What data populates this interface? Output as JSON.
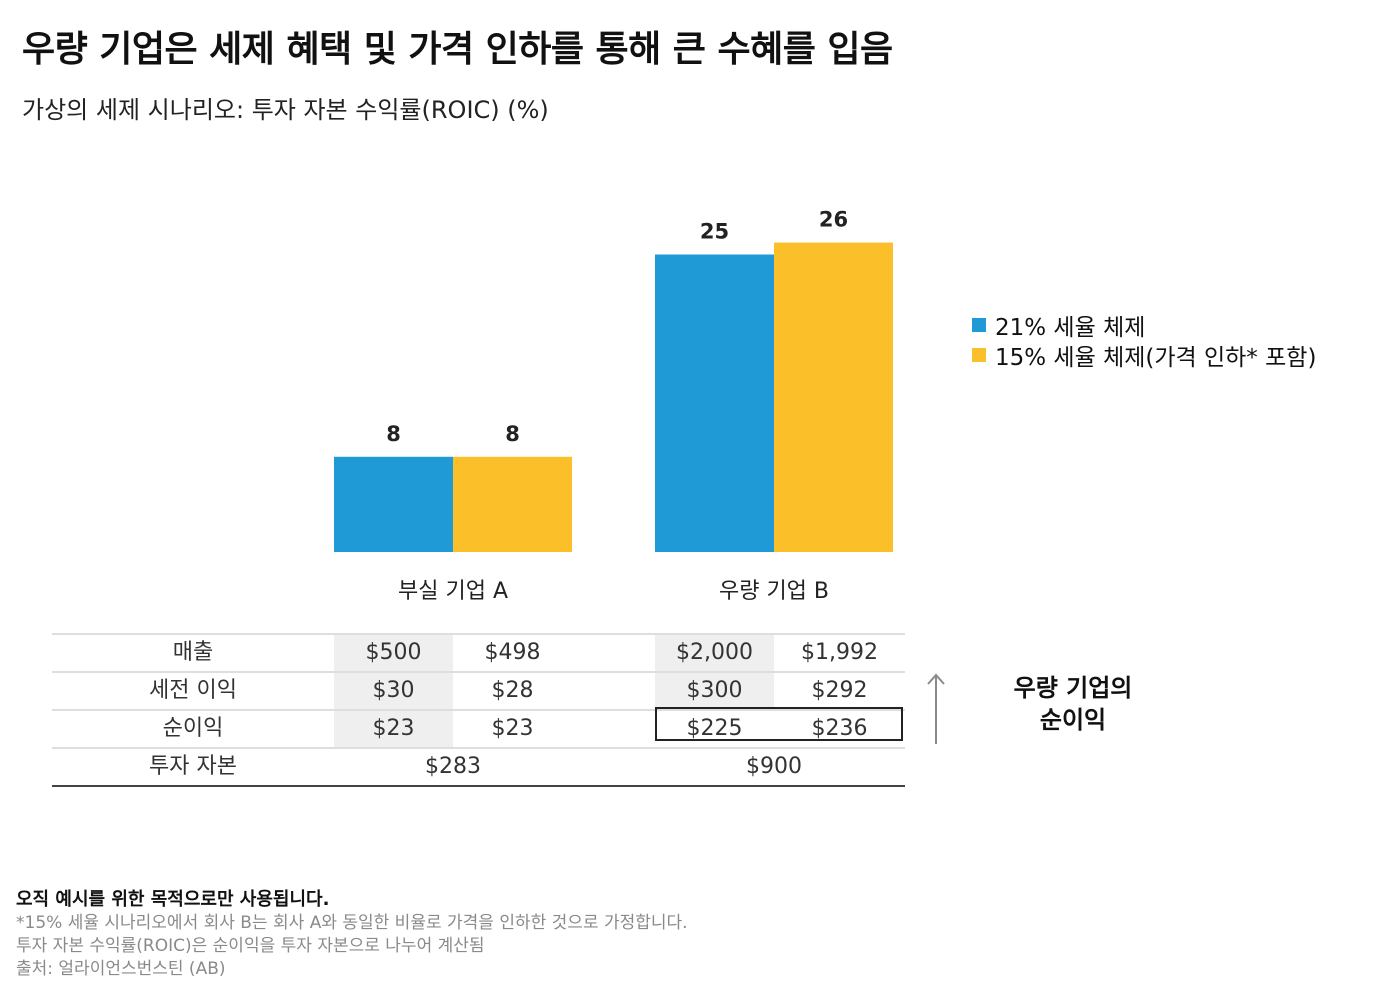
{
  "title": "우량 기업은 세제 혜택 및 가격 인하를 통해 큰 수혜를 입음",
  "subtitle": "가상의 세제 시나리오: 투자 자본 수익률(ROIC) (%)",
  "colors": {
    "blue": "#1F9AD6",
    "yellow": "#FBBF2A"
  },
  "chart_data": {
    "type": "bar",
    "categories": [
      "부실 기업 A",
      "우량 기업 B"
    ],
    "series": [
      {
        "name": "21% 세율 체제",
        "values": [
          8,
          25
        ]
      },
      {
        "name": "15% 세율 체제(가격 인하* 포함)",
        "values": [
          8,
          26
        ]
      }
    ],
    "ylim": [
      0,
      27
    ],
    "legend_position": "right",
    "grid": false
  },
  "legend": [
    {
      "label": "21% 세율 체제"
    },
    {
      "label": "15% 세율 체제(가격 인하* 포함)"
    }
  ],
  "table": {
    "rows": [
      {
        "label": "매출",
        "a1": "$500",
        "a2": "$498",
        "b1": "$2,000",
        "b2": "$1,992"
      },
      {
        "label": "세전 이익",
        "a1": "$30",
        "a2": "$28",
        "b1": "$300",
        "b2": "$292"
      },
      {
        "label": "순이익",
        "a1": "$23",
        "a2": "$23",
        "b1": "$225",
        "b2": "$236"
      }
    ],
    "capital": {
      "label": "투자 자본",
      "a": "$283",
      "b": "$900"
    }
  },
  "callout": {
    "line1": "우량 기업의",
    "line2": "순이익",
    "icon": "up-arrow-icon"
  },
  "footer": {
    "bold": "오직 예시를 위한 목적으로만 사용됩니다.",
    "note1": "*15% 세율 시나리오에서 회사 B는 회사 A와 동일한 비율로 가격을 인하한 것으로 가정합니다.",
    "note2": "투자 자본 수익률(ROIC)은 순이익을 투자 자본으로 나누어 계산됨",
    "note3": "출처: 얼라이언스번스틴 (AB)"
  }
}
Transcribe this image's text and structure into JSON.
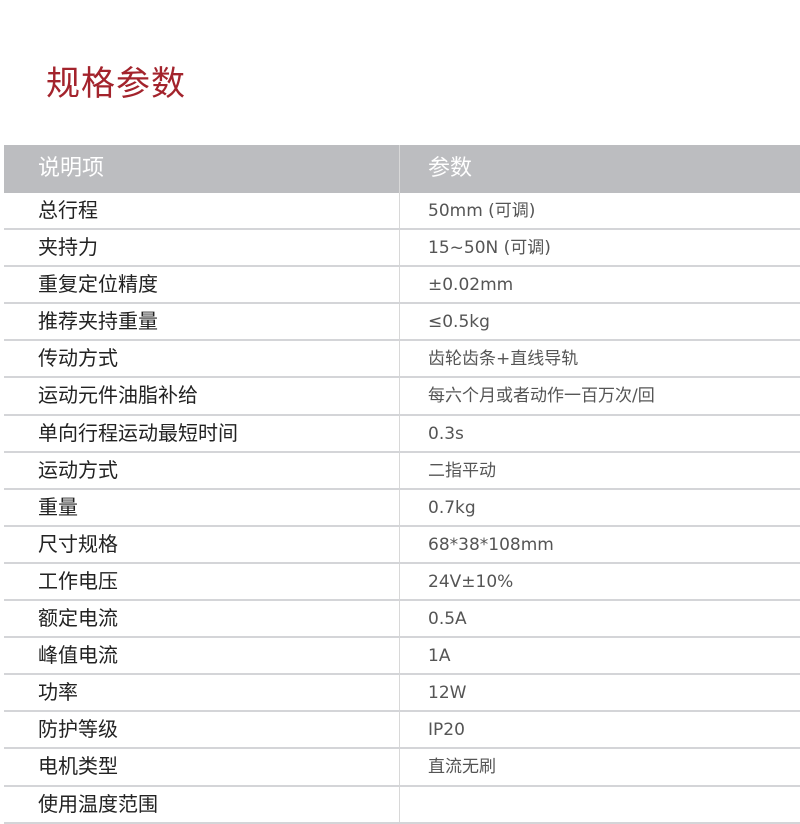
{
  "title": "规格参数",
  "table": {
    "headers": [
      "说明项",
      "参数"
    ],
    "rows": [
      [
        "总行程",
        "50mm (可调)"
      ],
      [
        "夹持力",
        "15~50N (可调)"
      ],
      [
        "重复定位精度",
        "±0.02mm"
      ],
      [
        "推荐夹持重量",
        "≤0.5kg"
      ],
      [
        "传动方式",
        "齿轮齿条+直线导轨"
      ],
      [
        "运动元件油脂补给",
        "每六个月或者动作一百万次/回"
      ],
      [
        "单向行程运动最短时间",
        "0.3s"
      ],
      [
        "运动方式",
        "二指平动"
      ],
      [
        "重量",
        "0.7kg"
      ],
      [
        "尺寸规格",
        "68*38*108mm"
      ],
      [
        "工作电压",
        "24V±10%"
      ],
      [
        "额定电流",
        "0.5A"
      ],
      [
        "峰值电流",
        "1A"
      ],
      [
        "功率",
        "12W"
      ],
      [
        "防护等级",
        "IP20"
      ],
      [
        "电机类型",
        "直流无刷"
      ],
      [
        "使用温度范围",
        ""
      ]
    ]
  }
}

□ □ □

WRITTEN REQUEST
Emit an exact copy of the lines from the line bearing "Transcribe this image's" through the last line above, inclusive, and leave the images out.

REPLY TO THE EXERCISE
Transcribe this image's text and structure into JSON.
{
  "title": "规格参数",
  "table": {
    "headers": [
      "说明项",
      "参数"
    ],
    "rows": [
      [
        "总行程",
        "50mm (可调)"
      ],
      [
        "夹持力",
        "15~50N (可调)"
      ],
      [
        "重复定位精度",
        "±0.02mm"
      ],
      [
        "推荐夹持重量",
        "≤0.5kg"
      ],
      [
        "传动方式",
        "齿轮齿条+直线导轨"
      ],
      [
        "运动元件油脂补给",
        "每六个月或者动作一百万次/回"
      ],
      [
        "单向行程运动最短时间",
        "0.3s"
      ],
      [
        "运动方式",
        "二指平动"
      ],
      [
        "重量",
        "0.7kg"
      ],
      [
        "尺寸规格",
        "68*38*108mm"
      ],
      [
        "工作电压",
        "24V±10%"
      ],
      [
        "额定电流",
        "0.5A"
      ],
      [
        "峰值电流",
        "1A"
      ],
      [
        "功率",
        "12W"
      ],
      [
        "防护等级",
        "IP20"
      ],
      [
        "电机类型",
        "直流无刷"
      ],
      [
        "使用温度范围",
        ""
      ]
    ]
  }
}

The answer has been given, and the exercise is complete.